Directions ▸
Tally every line featuring "title", then give that tally alone.

Material ▸
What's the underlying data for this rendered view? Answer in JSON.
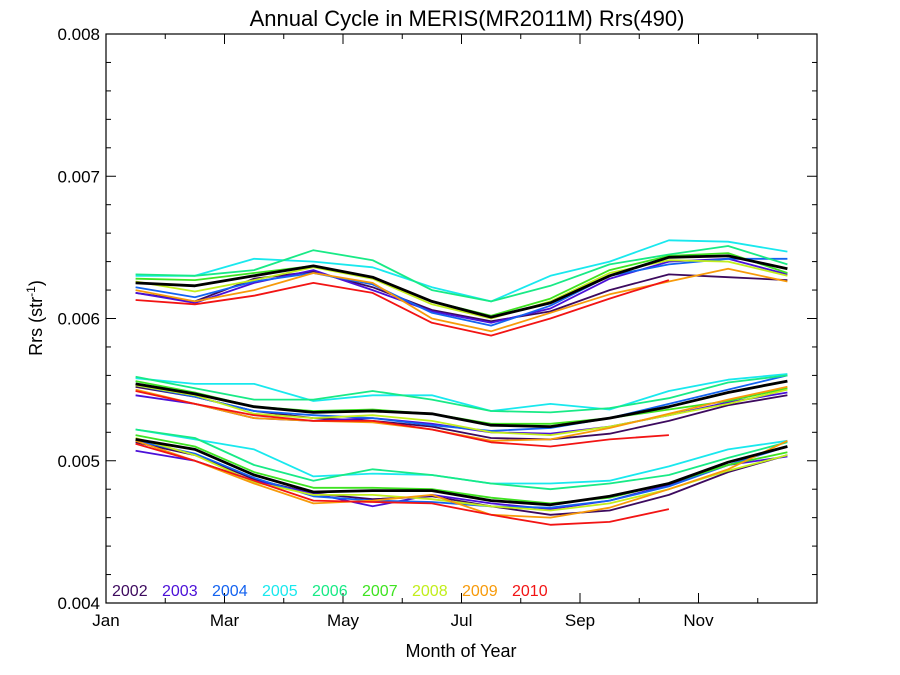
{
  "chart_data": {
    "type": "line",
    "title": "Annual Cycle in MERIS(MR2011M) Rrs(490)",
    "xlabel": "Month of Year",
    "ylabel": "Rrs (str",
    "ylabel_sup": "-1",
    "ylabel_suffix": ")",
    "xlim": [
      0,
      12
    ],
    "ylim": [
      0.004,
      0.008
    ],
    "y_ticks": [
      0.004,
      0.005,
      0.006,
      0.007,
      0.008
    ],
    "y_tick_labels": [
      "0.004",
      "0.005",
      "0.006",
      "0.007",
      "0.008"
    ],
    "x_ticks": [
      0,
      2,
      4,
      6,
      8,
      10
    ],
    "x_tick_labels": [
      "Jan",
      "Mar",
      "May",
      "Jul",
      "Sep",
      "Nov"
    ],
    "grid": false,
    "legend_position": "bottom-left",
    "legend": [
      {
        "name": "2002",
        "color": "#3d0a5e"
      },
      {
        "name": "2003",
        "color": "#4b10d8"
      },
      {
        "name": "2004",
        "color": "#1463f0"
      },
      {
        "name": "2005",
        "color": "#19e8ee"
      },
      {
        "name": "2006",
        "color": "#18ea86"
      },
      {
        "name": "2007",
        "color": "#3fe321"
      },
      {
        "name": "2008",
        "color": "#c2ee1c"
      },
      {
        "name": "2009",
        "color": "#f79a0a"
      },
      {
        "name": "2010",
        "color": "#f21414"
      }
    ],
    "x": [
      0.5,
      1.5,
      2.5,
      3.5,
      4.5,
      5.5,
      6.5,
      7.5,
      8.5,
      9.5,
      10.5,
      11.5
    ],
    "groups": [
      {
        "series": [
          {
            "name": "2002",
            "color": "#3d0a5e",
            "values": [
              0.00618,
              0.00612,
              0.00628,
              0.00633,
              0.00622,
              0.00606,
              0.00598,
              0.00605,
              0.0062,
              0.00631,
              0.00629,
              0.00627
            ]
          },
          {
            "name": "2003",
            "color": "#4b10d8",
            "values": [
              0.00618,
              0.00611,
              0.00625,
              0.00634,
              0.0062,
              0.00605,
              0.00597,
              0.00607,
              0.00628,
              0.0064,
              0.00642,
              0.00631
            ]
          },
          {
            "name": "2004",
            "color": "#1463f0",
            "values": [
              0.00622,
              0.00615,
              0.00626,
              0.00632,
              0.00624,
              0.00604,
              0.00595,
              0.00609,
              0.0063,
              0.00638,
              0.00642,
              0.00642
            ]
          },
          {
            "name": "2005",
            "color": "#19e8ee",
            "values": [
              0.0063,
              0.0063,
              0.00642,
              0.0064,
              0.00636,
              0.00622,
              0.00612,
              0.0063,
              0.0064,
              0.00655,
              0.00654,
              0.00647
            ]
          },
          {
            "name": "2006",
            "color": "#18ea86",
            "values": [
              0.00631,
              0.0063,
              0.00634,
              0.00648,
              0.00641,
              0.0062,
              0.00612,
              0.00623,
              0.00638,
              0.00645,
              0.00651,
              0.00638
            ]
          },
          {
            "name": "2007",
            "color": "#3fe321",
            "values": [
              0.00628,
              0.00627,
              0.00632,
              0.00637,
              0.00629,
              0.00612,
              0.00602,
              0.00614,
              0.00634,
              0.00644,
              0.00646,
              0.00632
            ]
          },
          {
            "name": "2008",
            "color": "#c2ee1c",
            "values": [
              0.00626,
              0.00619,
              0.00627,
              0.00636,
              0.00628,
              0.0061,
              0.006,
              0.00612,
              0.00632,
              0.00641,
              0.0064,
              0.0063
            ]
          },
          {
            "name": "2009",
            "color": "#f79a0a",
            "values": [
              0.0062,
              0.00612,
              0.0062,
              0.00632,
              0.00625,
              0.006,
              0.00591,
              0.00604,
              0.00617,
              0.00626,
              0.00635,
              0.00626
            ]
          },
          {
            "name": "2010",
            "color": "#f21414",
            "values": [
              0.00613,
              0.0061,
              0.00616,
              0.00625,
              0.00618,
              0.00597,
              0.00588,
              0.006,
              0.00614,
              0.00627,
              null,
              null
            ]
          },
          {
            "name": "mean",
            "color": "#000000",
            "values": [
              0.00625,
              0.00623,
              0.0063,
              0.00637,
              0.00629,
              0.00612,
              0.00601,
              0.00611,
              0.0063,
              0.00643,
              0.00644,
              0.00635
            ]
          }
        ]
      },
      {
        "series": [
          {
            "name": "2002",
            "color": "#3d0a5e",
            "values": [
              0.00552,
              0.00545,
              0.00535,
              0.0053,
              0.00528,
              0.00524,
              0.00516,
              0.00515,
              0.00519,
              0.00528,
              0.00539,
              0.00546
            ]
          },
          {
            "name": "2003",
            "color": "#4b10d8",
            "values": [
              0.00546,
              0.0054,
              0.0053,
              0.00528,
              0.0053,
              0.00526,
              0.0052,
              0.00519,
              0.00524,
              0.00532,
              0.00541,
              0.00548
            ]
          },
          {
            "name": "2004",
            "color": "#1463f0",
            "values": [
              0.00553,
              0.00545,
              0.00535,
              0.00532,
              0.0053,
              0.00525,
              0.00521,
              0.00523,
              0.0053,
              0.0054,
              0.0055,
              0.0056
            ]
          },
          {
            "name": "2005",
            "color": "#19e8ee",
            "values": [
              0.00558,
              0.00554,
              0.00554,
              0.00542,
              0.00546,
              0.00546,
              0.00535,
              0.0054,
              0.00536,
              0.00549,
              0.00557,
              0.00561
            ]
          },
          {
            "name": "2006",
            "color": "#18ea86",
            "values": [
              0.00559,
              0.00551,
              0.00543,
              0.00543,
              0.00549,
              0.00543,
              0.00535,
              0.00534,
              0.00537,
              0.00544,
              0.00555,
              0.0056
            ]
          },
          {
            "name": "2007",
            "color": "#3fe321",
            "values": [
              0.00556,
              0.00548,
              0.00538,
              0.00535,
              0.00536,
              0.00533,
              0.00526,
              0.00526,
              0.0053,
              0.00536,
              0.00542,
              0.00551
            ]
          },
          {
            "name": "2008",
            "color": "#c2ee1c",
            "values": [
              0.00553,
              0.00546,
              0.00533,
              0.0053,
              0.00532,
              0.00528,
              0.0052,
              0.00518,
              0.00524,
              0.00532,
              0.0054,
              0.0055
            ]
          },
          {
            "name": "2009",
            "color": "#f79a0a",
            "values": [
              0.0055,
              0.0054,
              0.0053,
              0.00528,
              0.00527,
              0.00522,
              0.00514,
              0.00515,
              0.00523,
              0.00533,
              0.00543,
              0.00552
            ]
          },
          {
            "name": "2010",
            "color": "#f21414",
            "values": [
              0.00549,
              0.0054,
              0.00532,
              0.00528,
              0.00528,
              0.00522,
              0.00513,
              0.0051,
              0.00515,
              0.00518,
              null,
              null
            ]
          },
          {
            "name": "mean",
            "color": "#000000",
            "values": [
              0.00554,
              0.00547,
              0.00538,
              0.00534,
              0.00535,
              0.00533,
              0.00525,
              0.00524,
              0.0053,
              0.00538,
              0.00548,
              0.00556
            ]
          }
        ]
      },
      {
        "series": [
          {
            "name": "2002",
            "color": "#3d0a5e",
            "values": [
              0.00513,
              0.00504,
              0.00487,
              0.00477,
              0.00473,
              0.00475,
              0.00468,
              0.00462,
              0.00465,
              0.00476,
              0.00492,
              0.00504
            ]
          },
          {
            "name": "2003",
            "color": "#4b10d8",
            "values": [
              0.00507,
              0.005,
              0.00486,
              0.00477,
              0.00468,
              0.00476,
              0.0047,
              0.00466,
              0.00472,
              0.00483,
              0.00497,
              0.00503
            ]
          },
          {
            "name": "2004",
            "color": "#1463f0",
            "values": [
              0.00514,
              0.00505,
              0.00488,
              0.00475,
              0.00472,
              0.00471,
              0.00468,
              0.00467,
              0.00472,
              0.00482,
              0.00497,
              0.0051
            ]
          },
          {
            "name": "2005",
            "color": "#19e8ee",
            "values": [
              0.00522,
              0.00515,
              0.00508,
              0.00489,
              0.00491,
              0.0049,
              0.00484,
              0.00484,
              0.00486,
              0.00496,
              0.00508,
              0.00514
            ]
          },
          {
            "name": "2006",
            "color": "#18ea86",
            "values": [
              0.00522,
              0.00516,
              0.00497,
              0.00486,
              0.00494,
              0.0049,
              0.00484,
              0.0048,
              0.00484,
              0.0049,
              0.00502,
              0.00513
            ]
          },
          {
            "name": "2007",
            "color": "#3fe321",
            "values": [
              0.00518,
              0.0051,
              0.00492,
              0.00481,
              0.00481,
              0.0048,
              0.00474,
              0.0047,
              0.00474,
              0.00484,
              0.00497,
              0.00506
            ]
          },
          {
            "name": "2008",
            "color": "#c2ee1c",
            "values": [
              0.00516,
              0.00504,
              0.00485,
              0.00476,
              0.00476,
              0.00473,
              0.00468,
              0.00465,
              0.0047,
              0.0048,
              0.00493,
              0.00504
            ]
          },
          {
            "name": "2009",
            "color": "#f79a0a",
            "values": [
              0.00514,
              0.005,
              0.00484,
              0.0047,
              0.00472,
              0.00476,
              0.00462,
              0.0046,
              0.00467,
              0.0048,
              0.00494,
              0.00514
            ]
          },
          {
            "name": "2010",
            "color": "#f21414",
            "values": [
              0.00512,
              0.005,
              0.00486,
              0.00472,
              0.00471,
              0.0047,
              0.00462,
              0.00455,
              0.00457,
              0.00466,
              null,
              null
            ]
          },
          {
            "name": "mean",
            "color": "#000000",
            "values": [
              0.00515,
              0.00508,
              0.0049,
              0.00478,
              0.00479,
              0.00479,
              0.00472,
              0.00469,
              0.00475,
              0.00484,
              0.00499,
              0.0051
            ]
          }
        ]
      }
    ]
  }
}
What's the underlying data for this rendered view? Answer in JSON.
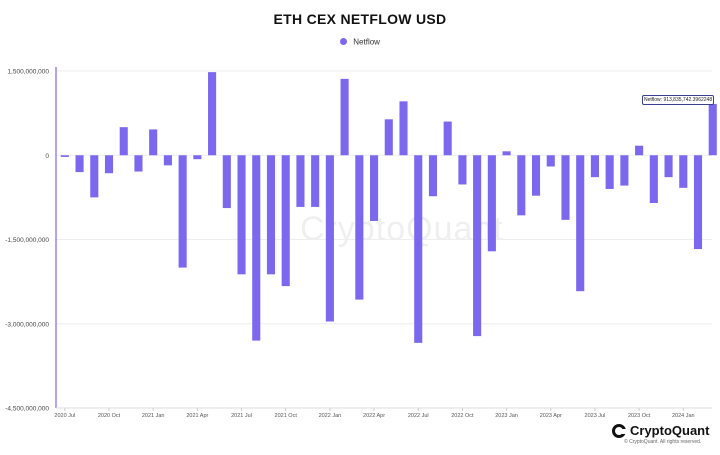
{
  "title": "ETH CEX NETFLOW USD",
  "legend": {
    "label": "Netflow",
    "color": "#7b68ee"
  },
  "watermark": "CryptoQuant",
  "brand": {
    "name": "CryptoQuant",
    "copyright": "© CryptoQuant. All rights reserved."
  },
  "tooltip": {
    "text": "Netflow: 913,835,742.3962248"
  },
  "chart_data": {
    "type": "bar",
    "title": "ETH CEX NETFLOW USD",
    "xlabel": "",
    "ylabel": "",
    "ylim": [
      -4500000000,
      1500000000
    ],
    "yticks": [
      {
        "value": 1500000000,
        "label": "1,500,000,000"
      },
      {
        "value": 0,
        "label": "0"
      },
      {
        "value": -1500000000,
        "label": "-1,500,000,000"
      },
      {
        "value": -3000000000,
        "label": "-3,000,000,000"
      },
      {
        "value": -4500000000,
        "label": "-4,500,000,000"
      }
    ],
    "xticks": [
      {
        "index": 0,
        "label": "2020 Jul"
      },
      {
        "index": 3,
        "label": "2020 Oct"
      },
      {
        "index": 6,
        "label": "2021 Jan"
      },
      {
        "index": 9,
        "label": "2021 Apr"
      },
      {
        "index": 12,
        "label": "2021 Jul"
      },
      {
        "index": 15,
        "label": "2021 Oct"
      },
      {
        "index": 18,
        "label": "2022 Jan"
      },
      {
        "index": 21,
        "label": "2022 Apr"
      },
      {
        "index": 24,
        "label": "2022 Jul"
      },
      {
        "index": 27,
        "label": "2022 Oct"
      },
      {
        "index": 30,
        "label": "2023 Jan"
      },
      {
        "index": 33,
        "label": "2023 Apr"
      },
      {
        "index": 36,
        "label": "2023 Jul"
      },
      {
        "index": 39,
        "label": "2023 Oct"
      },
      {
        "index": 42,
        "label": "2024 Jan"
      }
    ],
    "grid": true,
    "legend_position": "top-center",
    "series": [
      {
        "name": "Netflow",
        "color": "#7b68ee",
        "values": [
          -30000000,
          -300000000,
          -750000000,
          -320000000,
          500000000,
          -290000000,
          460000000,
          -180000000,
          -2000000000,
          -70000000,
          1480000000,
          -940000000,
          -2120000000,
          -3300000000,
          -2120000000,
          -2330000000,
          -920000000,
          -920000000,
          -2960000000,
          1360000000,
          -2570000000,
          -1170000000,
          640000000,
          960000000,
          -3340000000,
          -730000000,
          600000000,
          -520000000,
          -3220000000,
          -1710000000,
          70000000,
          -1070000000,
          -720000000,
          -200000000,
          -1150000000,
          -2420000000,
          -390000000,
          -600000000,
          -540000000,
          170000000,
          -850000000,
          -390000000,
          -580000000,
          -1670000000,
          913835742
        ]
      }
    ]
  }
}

Written reply ▸
3